> [Exercise]: Leaving the pictures aside, transcribe every line below exactly.

[Data entries for graphics]

-*-

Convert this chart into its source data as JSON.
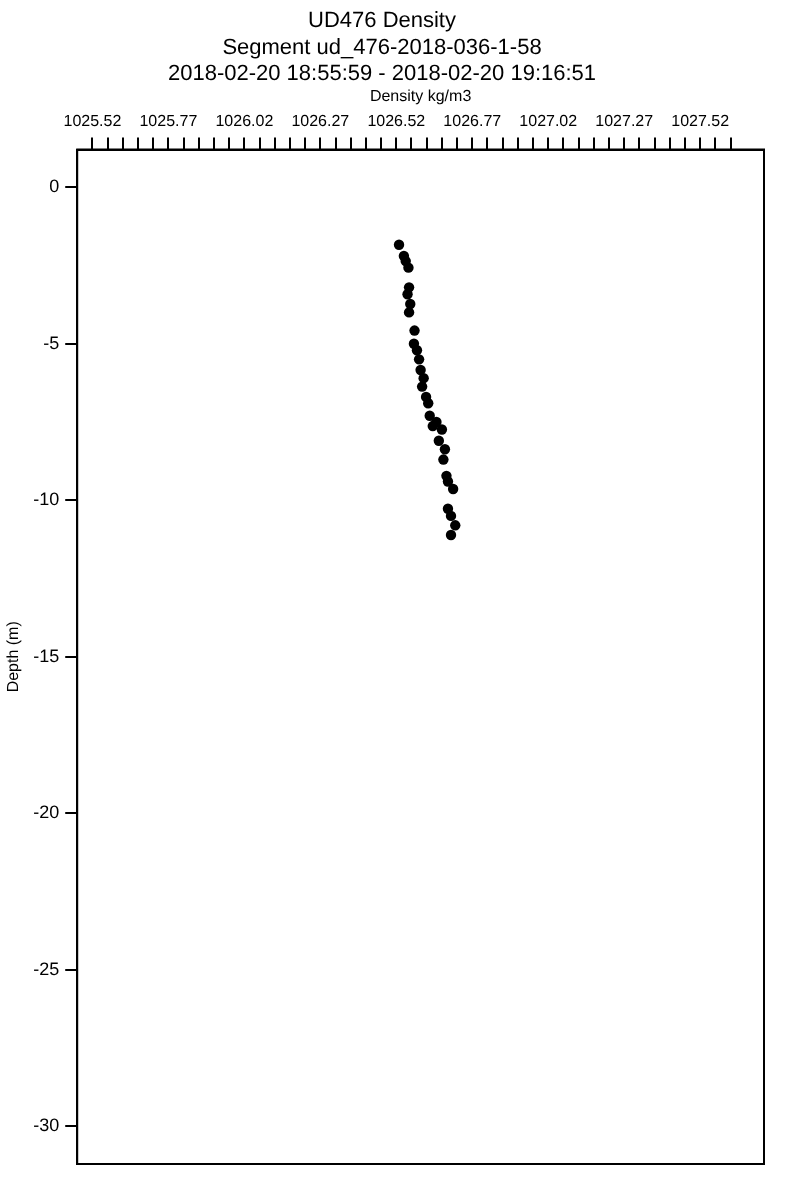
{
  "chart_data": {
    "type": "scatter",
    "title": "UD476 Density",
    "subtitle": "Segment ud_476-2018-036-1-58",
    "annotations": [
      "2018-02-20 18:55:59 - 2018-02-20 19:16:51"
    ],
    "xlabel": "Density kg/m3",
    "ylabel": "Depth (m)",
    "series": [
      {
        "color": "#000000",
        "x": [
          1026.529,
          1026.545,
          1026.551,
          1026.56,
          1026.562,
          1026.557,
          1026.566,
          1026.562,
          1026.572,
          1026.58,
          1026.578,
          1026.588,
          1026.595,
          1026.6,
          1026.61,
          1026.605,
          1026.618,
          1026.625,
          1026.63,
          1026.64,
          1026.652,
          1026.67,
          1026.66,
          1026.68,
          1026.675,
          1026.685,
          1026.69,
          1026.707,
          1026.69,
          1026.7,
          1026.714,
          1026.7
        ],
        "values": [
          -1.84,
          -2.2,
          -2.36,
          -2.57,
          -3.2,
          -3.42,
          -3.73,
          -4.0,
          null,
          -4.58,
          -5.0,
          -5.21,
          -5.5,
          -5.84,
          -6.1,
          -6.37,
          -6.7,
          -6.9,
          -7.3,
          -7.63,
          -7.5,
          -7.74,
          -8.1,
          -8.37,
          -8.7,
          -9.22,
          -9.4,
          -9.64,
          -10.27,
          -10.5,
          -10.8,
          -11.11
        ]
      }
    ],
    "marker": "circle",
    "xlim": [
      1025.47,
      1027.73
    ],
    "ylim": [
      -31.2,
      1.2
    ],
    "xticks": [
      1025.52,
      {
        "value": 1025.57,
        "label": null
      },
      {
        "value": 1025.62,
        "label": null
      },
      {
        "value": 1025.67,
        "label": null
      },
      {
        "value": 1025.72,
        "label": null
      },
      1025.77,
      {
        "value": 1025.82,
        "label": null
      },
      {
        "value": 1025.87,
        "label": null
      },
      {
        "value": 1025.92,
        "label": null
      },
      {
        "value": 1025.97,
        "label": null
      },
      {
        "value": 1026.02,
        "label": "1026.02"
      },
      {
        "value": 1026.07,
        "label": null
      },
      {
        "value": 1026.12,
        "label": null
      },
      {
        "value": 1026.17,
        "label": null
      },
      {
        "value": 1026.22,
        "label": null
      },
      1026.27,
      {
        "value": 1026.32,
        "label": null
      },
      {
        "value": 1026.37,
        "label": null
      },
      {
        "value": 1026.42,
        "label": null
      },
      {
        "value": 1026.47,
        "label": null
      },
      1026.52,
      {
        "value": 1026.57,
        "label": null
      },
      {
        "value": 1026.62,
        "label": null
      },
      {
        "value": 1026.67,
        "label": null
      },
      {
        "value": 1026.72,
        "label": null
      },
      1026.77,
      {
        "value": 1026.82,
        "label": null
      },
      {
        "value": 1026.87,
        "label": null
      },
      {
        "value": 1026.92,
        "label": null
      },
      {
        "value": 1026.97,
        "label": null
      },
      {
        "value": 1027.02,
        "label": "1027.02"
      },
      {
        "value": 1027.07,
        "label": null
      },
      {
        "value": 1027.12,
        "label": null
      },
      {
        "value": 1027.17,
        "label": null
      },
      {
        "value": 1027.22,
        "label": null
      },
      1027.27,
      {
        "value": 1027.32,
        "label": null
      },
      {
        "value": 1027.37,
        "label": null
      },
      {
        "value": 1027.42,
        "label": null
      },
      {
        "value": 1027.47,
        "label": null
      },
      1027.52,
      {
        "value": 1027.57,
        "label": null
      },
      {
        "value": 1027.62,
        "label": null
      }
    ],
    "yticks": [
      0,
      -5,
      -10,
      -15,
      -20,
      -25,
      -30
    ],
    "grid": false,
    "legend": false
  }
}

-*-

> [Task solution]:
Convert this chart into its source data as JSON.
{
  "chart_data": {
    "type": "scatter",
    "title": "UD476 Density",
    "subtitle": "Segment ud_476-2018-036-1-58",
    "annotations": [
      "2018-02-20 18:55:59 - 2018-02-20 19:16:51"
    ],
    "xlabel": "Density kg/m3",
    "ylabel": "Depth (m)",
    "series": [
      {
        "color": "#000000",
        "x": [
          1026.529,
          1026.545,
          1026.551,
          1026.56,
          1026.562,
          1026.557,
          1026.566,
          1026.562,
          1026.572,
          1026.58,
          1026.578,
          1026.588,
          1026.595,
          1026.6,
          1026.61,
          1026.605,
          1026.618,
          1026.625,
          1026.63,
          1026.64,
          1026.652,
          1026.67,
          1026.66,
          1026.68,
          1026.675,
          1026.685,
          1026.69,
          1026.707,
          1026.69,
          1026.7,
          1026.714,
          1026.7
        ],
        "values": [
          -1.84,
          -2.2,
          -2.36,
          -2.57,
          -3.2,
          -3.42,
          -3.73,
          -4.0,
          null,
          -4.58,
          -5.0,
          -5.21,
          -5.5,
          -5.84,
          -6.1,
          -6.37,
          -6.7,
          -6.9,
          -7.3,
          -7.63,
          -7.5,
          -7.74,
          -8.1,
          -8.37,
          -8.7,
          -9.22,
          -9.4,
          -9.64,
          -10.27,
          -10.5,
          -10.8,
          -11.11
        ]
      }
    ],
    "marker": "circle",
    "xlim": [
      1025.47,
      1027.73
    ],
    "ylim": [
      -31.2,
      1.2
    ],
    "xticks": [
      1025.52,
      {
        "value": 1025.57,
        "label": null
      },
      {
        "value": 1025.62,
        "label": null
      },
      {
        "value": 1025.67,
        "label": null
      },
      {
        "value": 1025.72,
        "label": null
      },
      1025.77,
      {
        "value": 1025.82,
        "label": null
      },
      {
        "value": 1025.87,
        "label": null
      },
      {
        "value": 1025.92,
        "label": null
      },
      {
        "value": 1025.97,
        "label": null
      },
      {
        "value": 1026.02,
        "label": "1026.02"
      },
      {
        "value": 1026.07,
        "label": null
      },
      {
        "value": 1026.12,
        "label": null
      },
      {
        "value": 1026.17,
        "label": null
      },
      {
        "value": 1026.22,
        "label": null
      },
      1026.27,
      {
        "value": 1026.32,
        "label": null
      },
      {
        "value": 1026.37,
        "label": null
      },
      {
        "value": 1026.42,
        "label": null
      },
      {
        "value": 1026.47,
        "label": null
      },
      1026.52,
      {
        "value": 1026.57,
        "label": null
      },
      {
        "value": 1026.62,
        "label": null
      },
      {
        "value": 1026.67,
        "label": null
      },
      {
        "value": 1026.72,
        "label": null
      },
      1026.77,
      {
        "value": 1026.82,
        "label": null
      },
      {
        "value": 1026.87,
        "label": null
      },
      {
        "value": 1026.92,
        "label": null
      },
      {
        "value": 1026.97,
        "label": null
      },
      {
        "value": 1027.02,
        "label": "1027.02"
      },
      {
        "value": 1027.07,
        "label": null
      },
      {
        "value": 1027.12,
        "label": null
      },
      {
        "value": 1027.17,
        "label": null
      },
      {
        "value": 1027.22,
        "label": null
      },
      1027.27,
      {
        "value": 1027.32,
        "label": null
      },
      {
        "value": 1027.37,
        "label": null
      },
      {
        "value": 1027.42,
        "label": null
      },
      {
        "value": 1027.47,
        "label": null
      },
      1027.52,
      {
        "value": 1027.57,
        "label": null
      },
      {
        "value": 1027.62,
        "label": null
      }
    ],
    "yticks": [
      0,
      -5,
      -10,
      -15,
      -20,
      -25,
      -30
    ],
    "grid": false,
    "legend": false
  }
}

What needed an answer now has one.